The Future of DSCR Loans

Over the last year, we have seen a massive increase in interest rates on DSCR loans. DSCR stands for debt service coverage ratio and is one way the lender analyzes a loan. Real estate investors use DSCR loans to build a rental portfolio. Credit score, experience, loan -to-value, and asset type are other factors used to analyze it.

Let’s examine how a DSCR loan came to be. Most generally, hard money lenders and real estate mortgage brokers will sell these loans to real estate investors utilizing the BRRR strategy, which stands for buy, rehab, rent, and refinance. The BRRR strategy has been widely talked about over the past few years, and with rental rates rising and interest rates being so low, this has become one of the most popular strategies in real estate investing. These loans are usually brokered to a handful of large national non-QM lenders using warehouse lines of credit as their capital. The DSCR loan makes up as much as 40%-60% of the business for hard money lenders today, and this may be changing quickly.

The DSCR loan capital comes from Wall Street. Aggregators will generally write loans using their warehouse lines of credit. Then, they will pool hundreds or thousands of these loans together into a product known as a mortgage-backed security. These will be purchased by institutional asset managers like REITs, pension funds, insurance companies, etc. The purchasers of the mortgage-backed security DSCR loan packages are looking for a fixed-rate investment, something they can count on. It is an alternative to US treasury bonds, other types of bonds, and even conventional mortgage-backed securities written on owner-occupied properties. As inflation has soared out of control, investors are demanding higher returns. Uncertainty in the real estate market also commands a higher return. Lastly, the cost of capital is climbing with rising interest rates, which also increases rates on the DSCR product.

* [THE TASKS]:
1) Do these statements agree with the passage on DSCR loans? For each, answer yes or no and quote the words of the passage that decide it. (a) DSCR stands for debt service coverage ratio. (b) The BRRR strategy stands for buy, renovate, rent, and resell. (c) The capital for DSCR loans comes from local community banks.
2) Copy everything in the passage on DSCR loans from "Let’s examine how" down to "be changing quickly.".

* [GIVEN INFORMATION]:

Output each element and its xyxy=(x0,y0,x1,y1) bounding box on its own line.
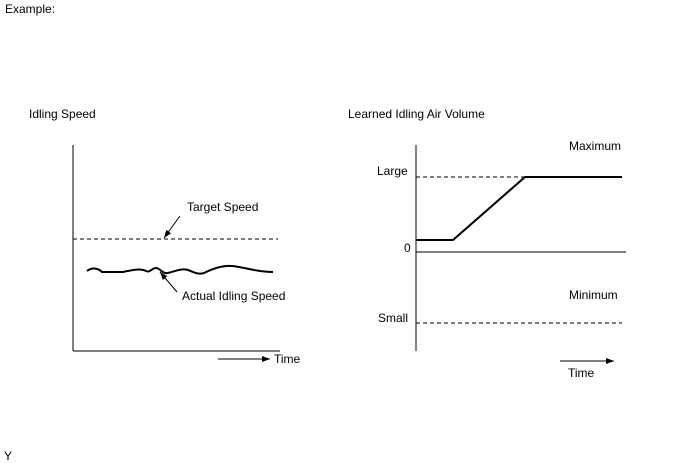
idling-speed-diagram: Idling Speed Target Speed Actual Idling … xyxy=(29,107,301,366)
actual-speed-line xyxy=(86,264,274,275)
footer-label: Y xyxy=(4,449,12,463)
target-speed-label: Target Speed xyxy=(187,200,258,214)
learned-volume-line xyxy=(416,176,622,241)
target-pointer-arrow xyxy=(163,215,181,239)
actual-speed-label: Actual Idling Speed xyxy=(182,289,285,303)
learned-air-volume-title: Learned Idling Air Volume xyxy=(348,107,485,121)
zero-label: 0 xyxy=(404,241,411,255)
learned-air-volume-diagram: Learned Idling Air Volume Maximum Large … xyxy=(348,107,626,380)
time-label: Time xyxy=(274,352,301,366)
time-label: Time xyxy=(568,366,595,380)
small-label: Small xyxy=(378,311,408,325)
maximum-label: Maximum xyxy=(569,139,621,153)
large-label: Large xyxy=(377,164,408,178)
idling-speed-title: Idling Speed xyxy=(29,107,96,121)
example-label: Example: xyxy=(5,2,55,16)
actual-pointer-arrow xyxy=(159,271,178,293)
minimum-label: Minimum xyxy=(569,288,618,302)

* [SOLUTIONS BELOW]:
1)
(a) Yes: "DSCR stands for debt service coverage ratio"
(b) No: "which stands for buy, rehab, rent, and refinance"
(c) No: "The DSCR loan capital comes from Wall Street."

2)
Let’s examine how a DSCR loan came to be. Most generally, hard money lenders and real estate mortgage brokers will sell these loans to real estate investors utilizing the BRRR strategy, which stands for buy, rehab, rent, and refinance. The BRRR strategy has been widely talked about over the past few years, and with rental rates rising and interest rates being so low, this has become one of the most popular strategies in real estate investing. These loans are usually brokered to a handful of large national non-QM lenders using warehouse lines of credit as their capital. The DSCR loan makes up as much as 40%-60% of the business for hard money lenders today, and this may be changing quickly.